** Start of Data supplied **

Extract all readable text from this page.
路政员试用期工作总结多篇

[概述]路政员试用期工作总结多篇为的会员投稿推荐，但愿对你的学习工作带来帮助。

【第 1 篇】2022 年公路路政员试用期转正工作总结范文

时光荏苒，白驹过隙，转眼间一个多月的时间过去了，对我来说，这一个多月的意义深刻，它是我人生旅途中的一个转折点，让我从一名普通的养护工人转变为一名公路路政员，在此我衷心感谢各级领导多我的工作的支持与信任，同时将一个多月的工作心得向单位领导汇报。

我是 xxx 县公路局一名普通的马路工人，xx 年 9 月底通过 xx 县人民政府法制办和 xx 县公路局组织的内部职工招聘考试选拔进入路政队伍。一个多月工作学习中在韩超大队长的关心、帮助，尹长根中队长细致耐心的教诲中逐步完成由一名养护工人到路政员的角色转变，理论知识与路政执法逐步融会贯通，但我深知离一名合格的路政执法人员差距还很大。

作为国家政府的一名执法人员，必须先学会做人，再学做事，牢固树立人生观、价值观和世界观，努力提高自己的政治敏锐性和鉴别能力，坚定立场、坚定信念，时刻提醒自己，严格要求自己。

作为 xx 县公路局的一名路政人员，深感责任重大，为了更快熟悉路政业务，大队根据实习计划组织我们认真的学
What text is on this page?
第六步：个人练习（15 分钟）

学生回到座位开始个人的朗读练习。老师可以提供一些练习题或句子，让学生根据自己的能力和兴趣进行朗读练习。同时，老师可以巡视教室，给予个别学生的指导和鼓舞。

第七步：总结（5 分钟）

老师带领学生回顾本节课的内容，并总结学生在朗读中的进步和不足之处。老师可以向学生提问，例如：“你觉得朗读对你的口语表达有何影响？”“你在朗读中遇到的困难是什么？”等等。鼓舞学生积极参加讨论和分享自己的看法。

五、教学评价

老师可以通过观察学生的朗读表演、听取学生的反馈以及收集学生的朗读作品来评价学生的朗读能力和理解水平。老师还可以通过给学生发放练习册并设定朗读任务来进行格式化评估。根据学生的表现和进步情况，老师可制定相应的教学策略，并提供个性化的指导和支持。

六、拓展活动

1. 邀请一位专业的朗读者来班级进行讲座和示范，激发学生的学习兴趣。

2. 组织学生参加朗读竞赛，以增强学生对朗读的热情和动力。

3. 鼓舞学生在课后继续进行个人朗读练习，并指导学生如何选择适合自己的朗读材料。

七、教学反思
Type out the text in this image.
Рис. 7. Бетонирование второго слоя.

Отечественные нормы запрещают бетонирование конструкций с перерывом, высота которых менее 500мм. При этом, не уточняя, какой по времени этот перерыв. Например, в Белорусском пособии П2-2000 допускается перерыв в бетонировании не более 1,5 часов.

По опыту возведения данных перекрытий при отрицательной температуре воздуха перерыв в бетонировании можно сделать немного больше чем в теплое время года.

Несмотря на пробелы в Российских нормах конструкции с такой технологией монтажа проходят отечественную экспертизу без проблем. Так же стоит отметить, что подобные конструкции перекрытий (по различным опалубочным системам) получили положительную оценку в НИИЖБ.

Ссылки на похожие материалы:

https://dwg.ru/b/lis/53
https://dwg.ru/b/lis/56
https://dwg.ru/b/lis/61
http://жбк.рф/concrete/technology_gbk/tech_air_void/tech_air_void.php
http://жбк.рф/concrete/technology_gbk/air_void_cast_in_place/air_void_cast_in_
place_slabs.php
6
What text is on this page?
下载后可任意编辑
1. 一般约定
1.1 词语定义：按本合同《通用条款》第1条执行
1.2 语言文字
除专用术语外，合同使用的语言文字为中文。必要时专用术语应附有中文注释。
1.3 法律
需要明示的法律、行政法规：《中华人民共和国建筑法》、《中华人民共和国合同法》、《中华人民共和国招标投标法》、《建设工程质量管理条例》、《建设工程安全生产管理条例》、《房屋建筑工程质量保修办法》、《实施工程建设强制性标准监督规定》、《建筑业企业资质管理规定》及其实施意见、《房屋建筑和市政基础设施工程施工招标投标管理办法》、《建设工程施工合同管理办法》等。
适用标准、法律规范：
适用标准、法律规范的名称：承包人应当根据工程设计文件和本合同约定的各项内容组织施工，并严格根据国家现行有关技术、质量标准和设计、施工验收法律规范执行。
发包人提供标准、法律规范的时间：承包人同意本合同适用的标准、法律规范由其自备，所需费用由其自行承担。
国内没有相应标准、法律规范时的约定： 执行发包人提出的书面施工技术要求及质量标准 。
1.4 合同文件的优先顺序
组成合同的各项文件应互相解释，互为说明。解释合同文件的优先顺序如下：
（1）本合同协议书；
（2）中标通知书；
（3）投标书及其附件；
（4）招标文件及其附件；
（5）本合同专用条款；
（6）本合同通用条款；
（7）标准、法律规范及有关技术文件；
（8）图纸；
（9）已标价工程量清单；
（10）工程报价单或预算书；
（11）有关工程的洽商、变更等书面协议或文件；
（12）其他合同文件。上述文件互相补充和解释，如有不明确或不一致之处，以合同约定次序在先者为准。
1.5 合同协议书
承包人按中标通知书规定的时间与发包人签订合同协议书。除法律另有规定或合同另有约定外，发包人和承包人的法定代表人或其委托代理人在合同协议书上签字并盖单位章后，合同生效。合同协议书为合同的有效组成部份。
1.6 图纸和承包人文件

** End of Data supplied **

» Exercise requirements:
From the listing above, reproduce all the lines exactly.

» Answer:
Extract all readable text from this page.
路政员试用期工作总结多篇

[概述]路政员试用期工作总结多篇为的会员投稿推荐，但愿对你的学习工作带来帮助。

【第 1 篇】2022 年公路路政员试用期转正工作总结范文

时光荏苒，白驹过隙，转眼间一个多月的时间过去了，对我来说，这一个多月的意义深刻，它是我人生旅途中的一个转折点，让我从一名普通的养护工人转变为一名公路路政员，在此我衷心感谢各级领导多我的工作的支持与信任，同时将一个多月的工作心得向单位领导汇报。

我是 xxx 县公路局一名普通的马路工人，xx 年 9 月底通过 xx 县人民政府法制办和 xx 县公路局组织的内部职工招聘考试选拔进入路政队伍。一个多月工作学习中在韩超大队长的关心、帮助，尹长根中队长细致耐心的教诲中逐步完成由一名养护工人到路政员的角色转变，理论知识与路政执法逐步融会贯通，但我深知离一名合格的路政执法人员差距还很大。

作为国家政府的一名执法人员，必须先学会做人，再学做事，牢固树立人生观、价值观和世界观，努力提高自己的政治敏锐性和鉴别能力，坚定立场、坚定信念，时刻提醒自己，严格要求自己。

作为 xx 县公路局的一名路政人员，深感责任重大，为了更快熟悉路政业务，大队根据实习计划组织我们认真的学
What text is on this page?
第六步：个人练习（15 分钟）

学生回到座位开始个人的朗读练习。老师可以提供一些练习题或句子，让学生根据自己的能力和兴趣进行朗读练习。同时，老师可以巡视教室，给予个别学生的指导和鼓舞。

第七步：总结（5 分钟）

老师带领学生回顾本节课的内容，并总结学生在朗读中的进步和不足之处。老师可以向学生提问，例如：“你觉得朗读对你的口语表达有何影响？”“你在朗读中遇到的困难是什么？”等等。鼓舞学生积极参加讨论和分享自己的看法。

五、教学评价

老师可以通过观察学生的朗读表演、听取学生的反馈以及收集学生的朗读作品来评价学生的朗读能力和理解水平。老师还可以通过给学生发放练习册并设定朗读任务来进行格式化评估。根据学生的表现和进步情况，老师可制定相应的教学策略，并提供个性化的指导和支持。

六、拓展活动

1. 邀请一位专业的朗读者来班级进行讲座和示范，激发学生的学习兴趣。

2. 组织学生参加朗读竞赛，以增强学生对朗读的热情和动力。

3. 鼓舞学生在课后继续进行个人朗读练习，并指导学生如何选择适合自己的朗读材料。

七、教学反思
Type out the text in this image.
Рис. 7. Бетонирование второго слоя.

Отечественные нормы запрещают бетонирование конструкций с перерывом, высота которых менее 500мм. При этом, не уточняя, какой по времени этот перерыв. Например, в Белорусском пособии П2-2000 допускается перерыв в бетонировании не более 1,5 часов.

По опыту возведения данных перекрытий при отрицательной температуре воздуха перерыв в бетонировании можно сделать немного больше чем в теплое время года.

Несмотря на пробелы в Российских нормах конструкции с такой технологией монтажа проходят отечественную экспертизу без проблем. Так же стоит отметить, что подобные конструкции перекрытий (по различным опалубочным системам) получили положительную оценку в НИИЖБ.

Ссылки на похожие материалы:

https://dwg.ru/b/lis/53
https://dwg.ru/b/lis/56
https://dwg.ru/b/lis/61
http://жбк.рф/concrete/technology_gbk/tech_air_void/tech_air_void.php
http://жбк.рф/concrete/technology_gbk/air_void_cast_in_place/air_void_cast_in_
place_slabs.php
6
What text is on this page?
下载后可任意编辑
1. 一般约定
1.1 词语定义：按本合同《通用条款》第1条执行
1.2 语言文字
除专用术语外，合同使用的语言文字为中文。必要时专用术语应附有中文注释。
1.3 法律
需要明示的法律、行政法规：《中华人民共和国建筑法》、《中华人民共和国合同法》、《中华人民共和国招标投标法》、《建设工程质量管理条例》、《建设工程安全生产管理条例》、《房屋建筑工程质量保修办法》、《实施工程建设强制性标准监督规定》、《建筑业企业资质管理规定》及其实施意见、《房屋建筑和市政基础设施工程施工招标投标管理办法》、《建设工程施工合同管理办法》等。
适用标准、法律规范：
适用标准、法律规范的名称：承包人应当根据工程设计文件和本合同约定的各项内容组织施工，并严格根据国家现行有关技术、质量标准和设计、施工验收法律规范执行。
发包人提供标准、法律规范的时间：承包人同意本合同适用的标准、法律规范由其自备，所需费用由其自行承担。
国内没有相应标准、法律规范时的约定： 执行发包人提出的书面施工技术要求及质量标准 。
1.4 合同文件的优先顺序
组成合同的各项文件应互相解释，互为说明。解释合同文件的优先顺序如下：
（1）本合同协议书；
（2）中标通知书；
（3）投标书及其附件；
（4）招标文件及其附件；
（5）本合同专用条款；
（6）本合同通用条款；
（7）标准、法律规范及有关技术文件；
（8）图纸；
（9）已标价工程量清单；
（10）工程报价单或预算书；
（11）有关工程的洽商、变更等书面协议或文件；
（12）其他合同文件。上述文件互相补充和解释，如有不明确或不一致之处，以合同约定次序在先者为准。
1.5 合同协议书
承包人按中标通知书规定的时间与发包人签订合同协议书。除法律另有规定或合同另有约定外，发包人和承包人的法定代表人或其委托代理人在合同协议书上签字并盖单位章后，合同生效。合同协议书为合同的有效组成部份。
1.6 图纸和承包人文件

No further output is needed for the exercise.